>> Begin Entries shown

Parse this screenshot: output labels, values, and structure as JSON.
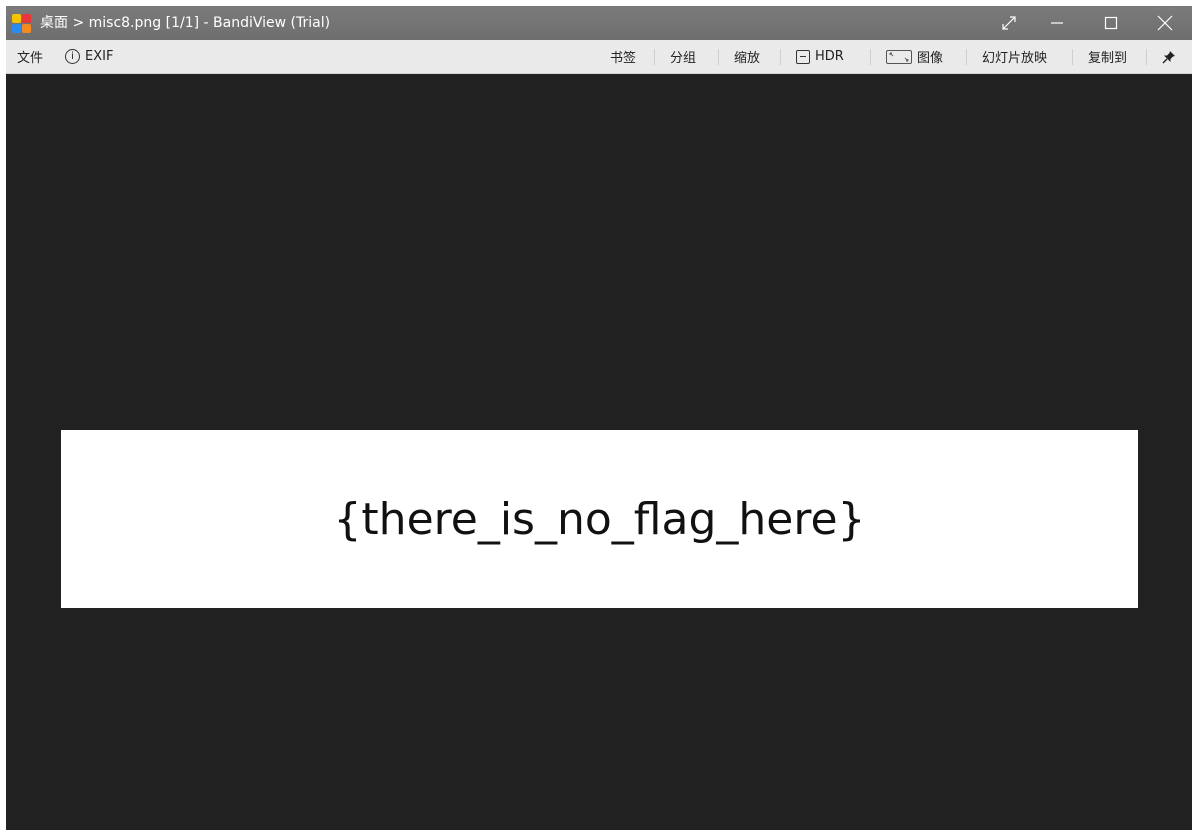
{
  "window": {
    "title": "桌面 > misc8.png [1/1] - BandiView (Trial)"
  },
  "toolbar": {
    "file": "文件",
    "exif": "EXIF",
    "bookmark": "书签",
    "group": "分组",
    "zoom": "缩放",
    "hdr": "HDR",
    "image": "图像",
    "slideshow": "幻灯片放映",
    "copy_to": "复制到"
  },
  "viewer": {
    "image_text": "{there_is_no_flag_here}"
  },
  "icons": {
    "app": "bandiview-logo-icon",
    "fullscreen": "fullscreen-arrow-icon",
    "minimize": "minimize-icon",
    "maximize": "maximize-icon",
    "close": "close-icon",
    "pin": "pin-icon",
    "info": "info-icon",
    "hdr": "hdr-icon",
    "image": "image-fit-icon"
  }
}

>> End Entries shown

» **Instructions for the task**: In your copy, repeat each record exactly and include no pictures.

» **Finished answer**:
Parse this screenshot: output labels, values, and structure as JSON.
{
  "window": {
    "title": "桌面 > misc8.png [1/1] - BandiView (Trial)"
  },
  "toolbar": {
    "file": "文件",
    "exif": "EXIF",
    "bookmark": "书签",
    "group": "分组",
    "zoom": "缩放",
    "hdr": "HDR",
    "image": "图像",
    "slideshow": "幻灯片放映",
    "copy_to": "复制到"
  },
  "viewer": {
    "image_text": "{there_is_no_flag_here}"
  },
  "icons": {
    "app": "bandiview-logo-icon",
    "fullscreen": "fullscreen-arrow-icon",
    "minimize": "minimize-icon",
    "maximize": "maximize-icon",
    "close": "close-icon",
    "pin": "pin-icon",
    "info": "info-icon",
    "hdr": "hdr-icon",
    "image": "image-fit-icon"
  }
}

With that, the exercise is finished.